Instructions to follow ▸ Copy everything in the listing below word for word, apart from any images.
[start Records for this task]
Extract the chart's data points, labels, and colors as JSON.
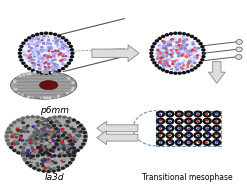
{
  "background_color": "#ffffff",
  "labels": {
    "p6mm": "p6mm",
    "ia3d": "Ia3d",
    "transitional": "Transitional mesophase"
  },
  "label_positions": {
    "p6mm": [
      0.22,
      0.415
    ],
    "ia3d": [
      0.22,
      0.055
    ],
    "transitional": [
      0.76,
      0.055
    ]
  },
  "label_fontsizes": {
    "p6mm": 6.5,
    "ia3d": 6.5,
    "transitional": 5.5
  },
  "fig_width": 2.47,
  "fig_height": 1.89,
  "dpi": 100
}
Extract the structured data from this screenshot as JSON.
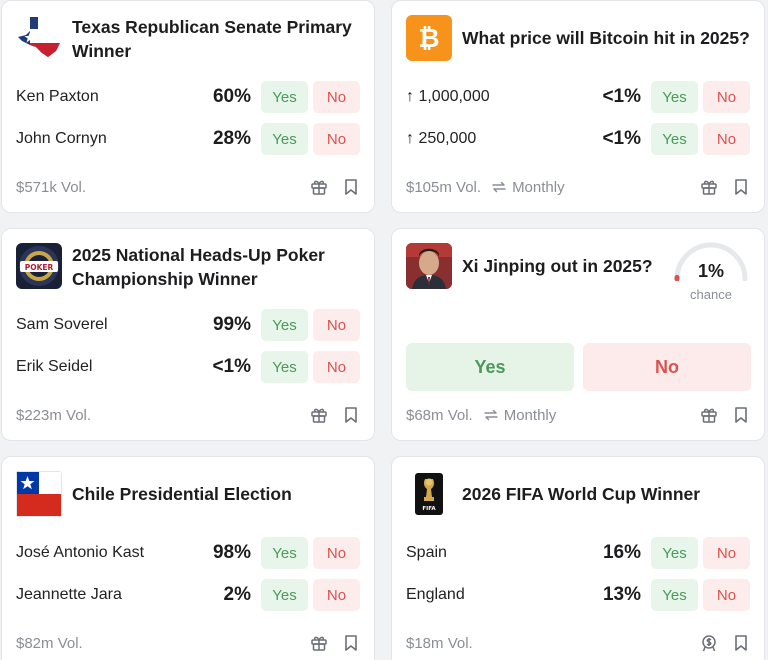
[end Records for this task]
Response to this task ▸
Extract the chart's data points, labels, and colors as JSON.
{
  "background_color": "#ffffff",
  "labels": {
    "p6mm": "p6mm",
    "ia3d": "Ia3d",
    "transitional": "Transitional mesophase"
  },
  "label_positions": {
    "p6mm": [
      0.22,
      0.415
    ],
    "ia3d": [
      0.22,
      0.055
    ],
    "transitional": [
      0.76,
      0.055
    ]
  },
  "label_fontsizes": {
    "p6mm": 6.5,
    "ia3d": 6.5,
    "transitional": 5.5
  },
  "fig_width": 2.47,
  "fig_height": 1.89,
  "dpi": 100
}
Extract the structured data from this screenshot as JSON.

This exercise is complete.